Goal: In the material below, find each line holding the string "Pressure" and copy it.

Data extracted from a collection:
..............................
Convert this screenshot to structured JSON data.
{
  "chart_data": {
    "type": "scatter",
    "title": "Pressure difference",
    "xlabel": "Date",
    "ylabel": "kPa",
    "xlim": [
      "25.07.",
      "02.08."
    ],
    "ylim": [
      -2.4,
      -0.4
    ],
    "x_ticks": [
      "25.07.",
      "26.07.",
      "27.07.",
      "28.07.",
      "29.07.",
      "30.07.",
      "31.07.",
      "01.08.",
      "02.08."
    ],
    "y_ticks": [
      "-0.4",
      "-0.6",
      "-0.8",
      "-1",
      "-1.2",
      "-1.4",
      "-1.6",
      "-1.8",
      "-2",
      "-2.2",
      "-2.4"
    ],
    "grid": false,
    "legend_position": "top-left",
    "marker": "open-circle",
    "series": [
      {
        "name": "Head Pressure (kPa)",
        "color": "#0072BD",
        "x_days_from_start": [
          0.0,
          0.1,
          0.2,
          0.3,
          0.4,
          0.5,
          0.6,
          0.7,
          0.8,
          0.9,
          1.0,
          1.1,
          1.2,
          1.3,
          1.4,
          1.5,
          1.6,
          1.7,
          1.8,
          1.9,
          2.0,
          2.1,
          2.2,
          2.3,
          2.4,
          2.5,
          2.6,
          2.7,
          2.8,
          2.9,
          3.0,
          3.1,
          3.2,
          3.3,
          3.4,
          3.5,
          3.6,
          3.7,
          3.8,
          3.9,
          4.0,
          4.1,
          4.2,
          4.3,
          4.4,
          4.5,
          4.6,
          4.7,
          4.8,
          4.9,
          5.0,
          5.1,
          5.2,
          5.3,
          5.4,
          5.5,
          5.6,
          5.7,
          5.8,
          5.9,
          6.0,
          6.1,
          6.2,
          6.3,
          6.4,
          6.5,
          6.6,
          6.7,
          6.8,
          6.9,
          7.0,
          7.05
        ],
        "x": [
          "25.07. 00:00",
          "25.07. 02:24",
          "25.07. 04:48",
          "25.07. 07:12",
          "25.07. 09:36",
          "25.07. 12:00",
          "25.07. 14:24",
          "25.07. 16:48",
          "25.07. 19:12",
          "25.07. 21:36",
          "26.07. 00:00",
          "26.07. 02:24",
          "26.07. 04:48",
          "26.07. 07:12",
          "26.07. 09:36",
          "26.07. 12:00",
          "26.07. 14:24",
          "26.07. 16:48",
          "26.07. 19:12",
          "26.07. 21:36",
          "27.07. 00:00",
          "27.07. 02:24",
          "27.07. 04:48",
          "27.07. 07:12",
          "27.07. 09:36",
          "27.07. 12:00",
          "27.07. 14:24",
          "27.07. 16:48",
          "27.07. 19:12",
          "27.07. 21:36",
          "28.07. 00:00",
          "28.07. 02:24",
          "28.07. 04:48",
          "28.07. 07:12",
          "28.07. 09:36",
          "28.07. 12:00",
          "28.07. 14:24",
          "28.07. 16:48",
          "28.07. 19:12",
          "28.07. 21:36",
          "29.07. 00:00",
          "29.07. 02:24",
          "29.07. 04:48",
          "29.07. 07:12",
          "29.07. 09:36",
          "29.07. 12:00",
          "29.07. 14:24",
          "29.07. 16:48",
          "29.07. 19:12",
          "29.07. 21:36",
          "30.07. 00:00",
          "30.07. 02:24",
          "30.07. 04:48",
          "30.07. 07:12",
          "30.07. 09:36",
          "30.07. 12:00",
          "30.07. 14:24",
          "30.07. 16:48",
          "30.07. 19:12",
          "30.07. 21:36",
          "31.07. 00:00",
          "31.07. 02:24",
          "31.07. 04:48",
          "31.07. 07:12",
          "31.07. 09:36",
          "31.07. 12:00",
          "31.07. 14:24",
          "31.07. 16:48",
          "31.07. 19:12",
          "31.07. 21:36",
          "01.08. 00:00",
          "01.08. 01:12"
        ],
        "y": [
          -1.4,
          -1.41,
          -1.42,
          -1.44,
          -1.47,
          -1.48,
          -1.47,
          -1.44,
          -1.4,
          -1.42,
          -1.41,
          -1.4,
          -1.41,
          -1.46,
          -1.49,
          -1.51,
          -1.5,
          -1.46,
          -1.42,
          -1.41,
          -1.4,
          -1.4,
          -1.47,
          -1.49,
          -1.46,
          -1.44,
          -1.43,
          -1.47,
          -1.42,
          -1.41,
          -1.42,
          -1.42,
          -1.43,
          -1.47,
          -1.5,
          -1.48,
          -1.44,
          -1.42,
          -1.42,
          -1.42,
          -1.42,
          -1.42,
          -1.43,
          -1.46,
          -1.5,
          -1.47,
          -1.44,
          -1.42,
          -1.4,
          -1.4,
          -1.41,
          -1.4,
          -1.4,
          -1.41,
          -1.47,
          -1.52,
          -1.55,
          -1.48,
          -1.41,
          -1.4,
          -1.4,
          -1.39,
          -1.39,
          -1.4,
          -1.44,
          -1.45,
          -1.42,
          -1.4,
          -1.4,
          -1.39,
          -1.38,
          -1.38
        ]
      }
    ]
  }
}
..............................
Output for this exercise:
    "title": "Pressure difference",
        "name": "Head Pressure (kPa)",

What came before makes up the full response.